_Items_.

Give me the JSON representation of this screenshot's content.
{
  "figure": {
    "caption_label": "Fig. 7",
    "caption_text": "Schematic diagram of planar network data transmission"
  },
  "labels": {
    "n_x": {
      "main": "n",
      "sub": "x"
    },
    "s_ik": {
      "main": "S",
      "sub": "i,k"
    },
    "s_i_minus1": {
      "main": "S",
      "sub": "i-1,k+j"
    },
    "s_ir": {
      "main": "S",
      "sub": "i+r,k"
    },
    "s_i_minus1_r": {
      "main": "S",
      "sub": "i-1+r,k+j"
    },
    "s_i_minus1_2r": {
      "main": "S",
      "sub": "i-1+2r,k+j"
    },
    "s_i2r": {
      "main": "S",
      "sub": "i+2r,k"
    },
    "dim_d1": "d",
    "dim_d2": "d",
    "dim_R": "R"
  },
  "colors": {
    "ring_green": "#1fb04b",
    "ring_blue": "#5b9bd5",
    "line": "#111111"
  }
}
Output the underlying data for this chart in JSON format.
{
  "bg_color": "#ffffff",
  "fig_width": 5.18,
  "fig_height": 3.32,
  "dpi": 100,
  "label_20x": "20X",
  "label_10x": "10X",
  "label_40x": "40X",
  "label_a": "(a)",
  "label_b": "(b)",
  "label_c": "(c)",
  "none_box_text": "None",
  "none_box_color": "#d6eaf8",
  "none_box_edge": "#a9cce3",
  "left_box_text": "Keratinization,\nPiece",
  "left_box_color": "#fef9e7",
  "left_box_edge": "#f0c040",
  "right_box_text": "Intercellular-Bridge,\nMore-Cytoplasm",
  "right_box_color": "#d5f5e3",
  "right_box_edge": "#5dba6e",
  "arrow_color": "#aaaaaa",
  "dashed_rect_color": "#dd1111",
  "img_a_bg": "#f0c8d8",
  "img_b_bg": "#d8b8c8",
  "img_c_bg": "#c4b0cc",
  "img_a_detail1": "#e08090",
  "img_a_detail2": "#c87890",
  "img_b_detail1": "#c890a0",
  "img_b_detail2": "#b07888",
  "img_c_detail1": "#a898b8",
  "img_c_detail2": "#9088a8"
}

_Task description_. Retype every record above exactly as written.

_Exercise output_.
Give me the JSON representation of this screenshot's content.
{
  "figure": {
    "caption_label": "Fig. 7",
    "caption_text": "Schematic diagram of planar network data transmission"
  },
  "labels": {
    "n_x": {
      "main": "n",
      "sub": "x"
    },
    "s_ik": {
      "main": "S",
      "sub": "i,k"
    },
    "s_i_minus1": {
      "main": "S",
      "sub": "i-1,k+j"
    },
    "s_ir": {
      "main": "S",
      "sub": "i+r,k"
    },
    "s_i_minus1_r": {
      "main": "S",
      "sub": "i-1+r,k+j"
    },
    "s_i_minus1_2r": {
      "main": "S",
      "sub": "i-1+2r,k+j"
    },
    "s_i2r": {
      "main": "S",
      "sub": "i+2r,k"
    },
    "dim_d1": "d",
    "dim_d2": "d",
    "dim_R": "R"
  },
  "colors": {
    "ring_green": "#1fb04b",
    "ring_blue": "#5b9bd5",
    "line": "#111111"
  }
}
Output the underlying data for this chart in JSON format.
{
  "bg_color": "#ffffff",
  "fig_width": 5.18,
  "fig_height": 3.32,
  "dpi": 100,
  "label_20x": "20X",
  "label_10x": "10X",
  "label_40x": "40X",
  "label_a": "(a)",
  "label_b": "(b)",
  "label_c": "(c)",
  "none_box_text": "None",
  "none_box_color": "#d6eaf8",
  "none_box_edge": "#a9cce3",
  "left_box_text": "Keratinization,\nPiece",
  "left_box_color": "#fef9e7",
  "left_box_edge": "#f0c040",
  "right_box_text": "Intercellular-Bridge,\nMore-Cytoplasm",
  "right_box_color": "#d5f5e3",
  "right_box_edge": "#5dba6e",
  "arrow_color": "#aaaaaa",
  "dashed_rect_color": "#dd1111",
  "img_a_bg": "#f0c8d8",
  "img_b_bg": "#d8b8c8",
  "img_c_bg": "#c4b0cc",
  "img_a_detail1": "#e08090",
  "img_a_detail2": "#c87890",
  "img_b_detail1": "#c890a0",
  "img_b_detail2": "#b07888",
  "img_c_detail1": "#a898b8",
  "img_c_detail2": "#9088a8"
}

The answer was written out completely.